Exercise → Convert the lines below into a Markdown table with two columns, Row and Line, numbering the rows in sequence and omitting any blank lines.

Material for this exercise →
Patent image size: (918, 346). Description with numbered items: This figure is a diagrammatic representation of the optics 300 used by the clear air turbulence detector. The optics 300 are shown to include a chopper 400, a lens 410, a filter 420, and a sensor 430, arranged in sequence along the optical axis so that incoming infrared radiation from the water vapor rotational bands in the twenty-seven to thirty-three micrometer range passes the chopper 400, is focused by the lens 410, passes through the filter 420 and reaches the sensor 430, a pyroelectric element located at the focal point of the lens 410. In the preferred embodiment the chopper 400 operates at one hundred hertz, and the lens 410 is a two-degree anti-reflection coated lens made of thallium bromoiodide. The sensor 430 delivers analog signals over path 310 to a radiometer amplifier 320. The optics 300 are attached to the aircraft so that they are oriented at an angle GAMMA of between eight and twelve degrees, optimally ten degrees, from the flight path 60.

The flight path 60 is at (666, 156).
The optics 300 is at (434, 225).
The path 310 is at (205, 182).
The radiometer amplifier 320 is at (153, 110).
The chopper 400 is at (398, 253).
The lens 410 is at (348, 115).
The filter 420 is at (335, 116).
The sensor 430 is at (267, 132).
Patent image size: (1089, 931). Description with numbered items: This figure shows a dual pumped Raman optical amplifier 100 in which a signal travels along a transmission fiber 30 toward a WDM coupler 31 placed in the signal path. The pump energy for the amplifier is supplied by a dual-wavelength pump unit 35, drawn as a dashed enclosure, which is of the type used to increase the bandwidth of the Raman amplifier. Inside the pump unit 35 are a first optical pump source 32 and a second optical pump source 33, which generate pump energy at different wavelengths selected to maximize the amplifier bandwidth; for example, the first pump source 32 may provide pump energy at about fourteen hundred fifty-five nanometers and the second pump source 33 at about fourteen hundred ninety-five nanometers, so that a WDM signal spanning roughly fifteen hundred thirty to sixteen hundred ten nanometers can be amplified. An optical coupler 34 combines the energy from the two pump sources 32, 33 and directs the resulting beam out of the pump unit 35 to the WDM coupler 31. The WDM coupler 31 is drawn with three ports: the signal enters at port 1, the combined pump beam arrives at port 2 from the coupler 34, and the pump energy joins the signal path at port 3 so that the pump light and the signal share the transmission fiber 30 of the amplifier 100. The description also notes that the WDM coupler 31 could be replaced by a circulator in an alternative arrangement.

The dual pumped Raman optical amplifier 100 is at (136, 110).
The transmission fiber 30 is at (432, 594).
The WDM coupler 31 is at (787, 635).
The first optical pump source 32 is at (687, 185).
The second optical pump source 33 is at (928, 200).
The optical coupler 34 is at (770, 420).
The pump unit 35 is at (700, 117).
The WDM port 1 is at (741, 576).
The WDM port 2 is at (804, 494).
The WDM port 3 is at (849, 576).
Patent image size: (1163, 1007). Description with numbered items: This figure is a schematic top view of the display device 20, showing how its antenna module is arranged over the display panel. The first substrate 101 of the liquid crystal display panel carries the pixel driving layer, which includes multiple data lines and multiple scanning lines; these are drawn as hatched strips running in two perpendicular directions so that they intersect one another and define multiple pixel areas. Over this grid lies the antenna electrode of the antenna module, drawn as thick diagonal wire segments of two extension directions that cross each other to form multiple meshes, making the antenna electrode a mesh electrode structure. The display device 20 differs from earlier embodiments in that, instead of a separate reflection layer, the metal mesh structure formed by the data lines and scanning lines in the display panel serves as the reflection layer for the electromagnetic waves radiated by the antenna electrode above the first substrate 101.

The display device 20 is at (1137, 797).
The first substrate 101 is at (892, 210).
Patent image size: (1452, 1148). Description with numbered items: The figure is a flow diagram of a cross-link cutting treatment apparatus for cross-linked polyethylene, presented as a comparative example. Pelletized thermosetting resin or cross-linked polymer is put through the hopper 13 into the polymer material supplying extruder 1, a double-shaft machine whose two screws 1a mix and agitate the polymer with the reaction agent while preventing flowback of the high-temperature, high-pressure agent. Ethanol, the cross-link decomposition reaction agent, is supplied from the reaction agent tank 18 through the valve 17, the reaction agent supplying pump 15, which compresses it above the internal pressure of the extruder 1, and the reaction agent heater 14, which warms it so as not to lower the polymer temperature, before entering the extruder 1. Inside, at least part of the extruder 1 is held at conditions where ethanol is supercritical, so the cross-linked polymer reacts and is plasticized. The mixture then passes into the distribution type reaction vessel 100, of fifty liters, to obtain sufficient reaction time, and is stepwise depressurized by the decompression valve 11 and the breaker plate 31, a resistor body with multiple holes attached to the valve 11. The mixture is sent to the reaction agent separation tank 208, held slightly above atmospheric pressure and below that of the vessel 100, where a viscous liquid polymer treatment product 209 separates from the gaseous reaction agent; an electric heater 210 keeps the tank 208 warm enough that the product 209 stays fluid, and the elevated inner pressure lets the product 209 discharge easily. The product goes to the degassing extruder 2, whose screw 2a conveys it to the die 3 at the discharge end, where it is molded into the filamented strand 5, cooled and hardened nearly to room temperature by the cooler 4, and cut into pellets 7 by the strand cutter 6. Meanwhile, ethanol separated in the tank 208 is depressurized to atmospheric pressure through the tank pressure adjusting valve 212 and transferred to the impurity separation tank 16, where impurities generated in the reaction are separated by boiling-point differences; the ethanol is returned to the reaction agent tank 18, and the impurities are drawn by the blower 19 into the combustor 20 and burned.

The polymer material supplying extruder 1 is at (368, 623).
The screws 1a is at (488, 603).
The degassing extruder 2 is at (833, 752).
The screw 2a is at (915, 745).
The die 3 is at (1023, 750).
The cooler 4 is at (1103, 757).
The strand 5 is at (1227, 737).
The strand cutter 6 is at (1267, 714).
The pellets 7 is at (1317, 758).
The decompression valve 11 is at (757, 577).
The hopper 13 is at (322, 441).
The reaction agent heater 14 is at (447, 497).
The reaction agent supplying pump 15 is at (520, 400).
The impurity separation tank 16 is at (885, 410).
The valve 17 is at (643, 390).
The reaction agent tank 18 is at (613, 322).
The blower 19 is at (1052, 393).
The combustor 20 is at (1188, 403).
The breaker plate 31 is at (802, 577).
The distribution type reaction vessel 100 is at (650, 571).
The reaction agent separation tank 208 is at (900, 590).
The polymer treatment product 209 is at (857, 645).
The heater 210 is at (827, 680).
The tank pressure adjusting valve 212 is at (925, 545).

Written reply →
| Row | Line |
|---|---|
| 1 | Patent image size: (918, 346). Description with numbered items: This figure is a diagrammatic representation of the optics 300 used by the clear air turbulence detector. The optics 300 are shown to include a chopper 400, a lens 410, a filter 420, and a sensor 430, arranged in sequence along the optical axis so that incoming infrared radiation from the water vapor rotational bands in the twenty-seven to thirty-three micrometer range passes the chopper 400, is focused by the lens 410, passes through the filter 420 and reaches the sensor 430, a pyroelectric element located at the focal point of the lens 410. In the preferred embodiment the chopper 400 operates at one hundred hertz, and the lens 410 is a two-degree anti-reflection coated lens made of thallium bromoiodide. The sensor 430 delivers analog signals over path 310 to a radiometer amplifier 320. The optics 300 are attached to the aircraft so that they are oriented at an angle GAMMA of between eight and twelve degrees, optimally ten degrees, from the flight path 60. |
| 2 | The flight path 60 is at (666, 156). |
| 3 | The optics 300 is at (434, 225). |
| 4 | The path 310 is at (205, 182). |
| 5 | The radiometer amplifier 320 is at (153, 110). |
| 6 | The chopper 400 is at (398, 253). |
| 7 | The lens 410 is at (348, 115). |
| 8 | The filter 420 is at (335, 116). |
| 9 | The sensor 430 is at (267, 132). |
| 10 | Patent image size: (1089, 931). Description with numbered items: This figure shows a dual pumped Raman optical amplifier 100 in which a signal travels along a transmission fiber 30 toward a WDM coupler 31 placed in the signal path. The pump energy for the amplifier is supplied by a dual-wavelength pump unit 35, drawn as a dashed enclosure, which is of the type used to increase the bandwidth of the Raman amplifier. Inside the pump unit 35 are a first optical pump source 32 and a second optical pump source 33, which generate pump energy at different wavelengths selected to maximize the amplifier bandwidth; for example, the first pump source 32 may provide pump energy at about fourteen hundred fifty-five nanometers and the second pump source 33 at about fourteen hundred ninety-five nanometers, so that a WDM signal spanning roughly fifteen hundred thirty to sixteen hundred ten nanometers can be amplified. An optical coupler 34 combines the energy from the two pump sources 32, 33 and directs the resulting beam out of the pump unit 35 to the WDM coupler 31. The WDM coupler 31 is drawn with three ports: the signal enters at port 1, the combined pump beam arrives at port 2 from the coupler 34, and the pump energy joins the signal path at port 3 so that the pump light and the signal share the transmission fiber 30 of the amplifier 100. The description also notes that the WDM coupler 31 could be replaced by a circulator in an alternative arrangement. |
| 11 | The dual pumped Raman optical amplifier 100 is at (136, 110). |
| 12 | The transmission fiber 30 is at (432, 594). |
| 13 | The WDM coupler 31 is at (787, 635). |
| 14 | The first optical pump source 32 is at (687, 185). |
| 15 | The second optical pump source 33 is at (928, 200). |
| 16 | The optical coupler 34 is at (770, 420). |
| 17 | The pump unit 35 is at (700, 117). |
| 18 | The WDM port 1 is at (741, 576). |
| 19 | The WDM port 2 is at (804, 494). |
| 20 | The WDM port 3 is at (849, 576). |
| 21 | Patent image size: (1163, 1007). Description with numbered items: This figure is a schematic top view of the display device 20, showing how its antenna module is arranged over the display panel. The first substrate 101 of the liquid crystal display panel carries the pixel driving layer, which includes multiple data lines and multiple scanning lines; these are drawn as hatched strips running in two perpendicular directions so that they intersect one another and define multiple pixel areas. Over this grid lies the antenna electrode of the antenna module, drawn as thick diagonal wire segments of two extension directions that cross each other to form multiple meshes, making the antenna electrode a mesh electrode structure. The display device 20 differs from earlier embodiments in that, instead of a separate reflection layer, the metal mesh structure formed by the data lines and scanning lines in the display panel serves as the reflection layer for the electromagnetic waves radiated by the antenna electrode above the first substrate 101. |
| 22 | The display device 20 is at (1137, 797). |
| 23 | The first substrate 101 is at (892, 210). |
| 24 | Patent image size: (1452, 1148). Description with numbered items: The figure is a flow diagram of a cross-link cutting treatment apparatus for cross-linked polyethylene, presented as a comparative example. Pelletized thermosetting resin or cross-linked polymer is put through the hopper 13 into the polymer material supplying extruder 1, a double-shaft machine whose two screws 1a mix and agitate the polymer with the reaction agent while preventing flowback of the high-temperature, high-pressure agent. Ethanol, the cross-link decomposition reaction agent, is supplied from the reaction agent tank 18 through the valve 17, the reaction agent supplying pump 15, which compresses it above the internal pressure of the extruder 1, and the reaction agent heater 14, which warms it so as not to lower the polymer temperature, before entering the extruder 1. Inside, at least part of the extruder 1 is held at conditions where ethanol is supercritical, so the cross-linked polymer reacts and is plasticized. The mixture then passes into the distribution type reaction vessel 100, of fifty liters, to obtain sufficient reaction time, and is stepwise depressurized by the decompression valve 11 and the breaker plate 31, a resistor body with multiple holes attached to the valve 11. The mixture is sent to the reaction agent separation tank 208, held slightly above atmospheric pressure and below that of the vessel 100, where a viscous liquid polymer treatment product 209 separates from the gaseous reaction agent; an electric heater 210 keeps the tank 208 warm enough that the product 209 stays fluid, and the elevated inner pressure lets the product 209 discharge easily. The product goes to the degassing extruder 2, whose screw 2a conveys it to the die 3 at the discharge end, where it is molded into the filamented strand 5, cooled and hardened nearly to room temperature by the cooler 4, and cut into pellets 7 by the strand cutter 6. Meanwhile, ethanol separated in the tank 208 is depressurized to atmospheric pressure through the tank pressure adjusting valve 212 and transferred to the impurity separation tank 16, where impurities generated in the reaction are separated by boiling-point differences; the ethanol is returned to the reaction agent tank 18, and the impurities are drawn by the blower 19 into the combustor 20 and burned. |
| 25 | The polymer material supplying extruder 1 is at (368, 623). |
| 26 | The screws 1a is at (488, 603). |
| 27 | The degassing extruder 2 is at (833, 752). |
| 28 | The screw 2a is at (915, 745). |
| 29 | The die 3 is at (1023, 750). |
| 30 | The cooler 4 is at (1103, 757). |
| 31 | The strand 5 is at (1227, 737). |
| 32 | The strand cutter 6 is at (1267, 714). |
| 33 | The pellets 7 is at (1317, 758). |
| 34 | The decompression valve 11 is at (757, 577). |
| 35 | The hopper 13 is at (322, 441). |
| 36 | The reaction agent heater 14 is at (447, 497). |
| 37 | The reaction agent supplying pump 15 is at (520, 400). |
| 38 | The impurity separation tank 16 is at (885, 410). |
| 39 | The valve 17 is at (643, 390). |
| 40 | The reaction agent tank 18 is at (613, 322). |
| 41 | The blower 19 is at (1052, 393). |
| 42 | The combustor 20 is at (1188, 403). |
| 43 | The breaker plate 31 is at (802, 577). |
| 44 | The distribution type reaction vessel 100 is at (650, 571). |
| 45 | The reaction agent separation tank 208 is at (900, 590). |
| 46 | The polymer treatment product 209 is at (857, 645). |
| 47 | The heater 210 is at (827, 680). |
| 48 | The tank pressure adjusting valve 212 is at (925, 545). |